• [What is expected]:
Find every line with the word "group". Copy those lines.

• [The records]:
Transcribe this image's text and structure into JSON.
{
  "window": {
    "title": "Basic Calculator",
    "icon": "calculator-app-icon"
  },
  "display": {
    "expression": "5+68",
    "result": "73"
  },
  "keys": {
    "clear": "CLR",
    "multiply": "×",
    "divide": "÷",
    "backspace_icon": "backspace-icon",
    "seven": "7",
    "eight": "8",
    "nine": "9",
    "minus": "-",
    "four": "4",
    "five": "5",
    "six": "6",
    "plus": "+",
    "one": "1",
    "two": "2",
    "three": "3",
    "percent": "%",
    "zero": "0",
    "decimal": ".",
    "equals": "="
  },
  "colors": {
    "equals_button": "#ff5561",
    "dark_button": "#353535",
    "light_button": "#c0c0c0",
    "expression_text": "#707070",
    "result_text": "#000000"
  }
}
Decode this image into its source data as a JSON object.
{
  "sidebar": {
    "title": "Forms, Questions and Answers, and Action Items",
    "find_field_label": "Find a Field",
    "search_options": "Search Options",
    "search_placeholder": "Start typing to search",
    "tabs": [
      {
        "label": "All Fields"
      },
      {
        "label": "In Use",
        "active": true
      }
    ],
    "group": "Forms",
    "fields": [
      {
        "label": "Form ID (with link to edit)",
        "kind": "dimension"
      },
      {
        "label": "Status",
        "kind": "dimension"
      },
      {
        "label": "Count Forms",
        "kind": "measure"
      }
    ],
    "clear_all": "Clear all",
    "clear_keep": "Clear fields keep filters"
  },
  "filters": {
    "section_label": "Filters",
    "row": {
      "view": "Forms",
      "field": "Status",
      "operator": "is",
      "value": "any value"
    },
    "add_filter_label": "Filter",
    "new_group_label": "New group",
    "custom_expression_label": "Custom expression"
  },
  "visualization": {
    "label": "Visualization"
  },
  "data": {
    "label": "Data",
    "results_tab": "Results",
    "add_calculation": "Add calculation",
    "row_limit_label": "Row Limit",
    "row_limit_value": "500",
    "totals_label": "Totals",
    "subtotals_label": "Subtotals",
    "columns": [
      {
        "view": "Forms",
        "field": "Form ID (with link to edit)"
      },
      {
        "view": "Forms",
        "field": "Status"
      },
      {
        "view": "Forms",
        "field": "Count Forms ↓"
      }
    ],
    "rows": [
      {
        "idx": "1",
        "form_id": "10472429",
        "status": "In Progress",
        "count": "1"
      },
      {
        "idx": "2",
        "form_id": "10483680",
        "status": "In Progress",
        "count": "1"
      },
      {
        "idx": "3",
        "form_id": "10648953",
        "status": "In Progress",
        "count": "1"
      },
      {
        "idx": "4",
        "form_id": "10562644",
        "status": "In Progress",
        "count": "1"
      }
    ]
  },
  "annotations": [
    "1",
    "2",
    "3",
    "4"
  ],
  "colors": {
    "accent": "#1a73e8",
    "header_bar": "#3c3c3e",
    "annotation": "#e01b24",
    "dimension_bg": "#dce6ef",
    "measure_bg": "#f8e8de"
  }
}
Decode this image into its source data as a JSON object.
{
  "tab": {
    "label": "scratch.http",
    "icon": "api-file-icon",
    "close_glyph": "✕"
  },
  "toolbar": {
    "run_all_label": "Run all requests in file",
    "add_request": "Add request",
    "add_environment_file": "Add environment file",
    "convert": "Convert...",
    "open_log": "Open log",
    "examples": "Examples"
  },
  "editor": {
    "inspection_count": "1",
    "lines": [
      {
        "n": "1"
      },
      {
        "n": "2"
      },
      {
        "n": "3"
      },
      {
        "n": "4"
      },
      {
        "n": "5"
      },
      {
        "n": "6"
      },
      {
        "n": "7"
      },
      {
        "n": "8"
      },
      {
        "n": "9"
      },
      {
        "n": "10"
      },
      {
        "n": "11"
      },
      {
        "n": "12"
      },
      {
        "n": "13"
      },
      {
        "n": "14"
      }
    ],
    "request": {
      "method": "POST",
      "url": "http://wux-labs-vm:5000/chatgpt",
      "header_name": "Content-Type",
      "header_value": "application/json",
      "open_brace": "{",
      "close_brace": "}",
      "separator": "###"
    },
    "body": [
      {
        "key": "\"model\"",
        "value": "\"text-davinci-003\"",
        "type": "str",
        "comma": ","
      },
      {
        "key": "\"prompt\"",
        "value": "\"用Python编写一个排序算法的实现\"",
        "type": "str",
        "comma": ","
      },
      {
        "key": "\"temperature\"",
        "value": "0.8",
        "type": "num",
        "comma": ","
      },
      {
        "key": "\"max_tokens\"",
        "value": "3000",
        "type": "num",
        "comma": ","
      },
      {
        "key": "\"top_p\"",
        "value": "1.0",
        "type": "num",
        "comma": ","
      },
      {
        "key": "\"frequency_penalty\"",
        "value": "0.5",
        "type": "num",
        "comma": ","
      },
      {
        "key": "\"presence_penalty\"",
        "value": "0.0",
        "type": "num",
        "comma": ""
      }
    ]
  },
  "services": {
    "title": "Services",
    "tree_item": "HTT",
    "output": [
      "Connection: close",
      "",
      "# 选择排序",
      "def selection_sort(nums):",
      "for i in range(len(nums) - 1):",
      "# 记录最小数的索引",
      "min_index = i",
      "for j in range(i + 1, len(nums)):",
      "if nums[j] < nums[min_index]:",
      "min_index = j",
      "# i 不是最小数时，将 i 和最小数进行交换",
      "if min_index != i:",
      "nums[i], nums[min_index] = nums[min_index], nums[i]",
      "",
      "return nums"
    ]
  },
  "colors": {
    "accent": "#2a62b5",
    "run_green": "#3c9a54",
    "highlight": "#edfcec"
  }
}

• [Completed task]:
    "group": "Forms",
    "new_group_label": "New group",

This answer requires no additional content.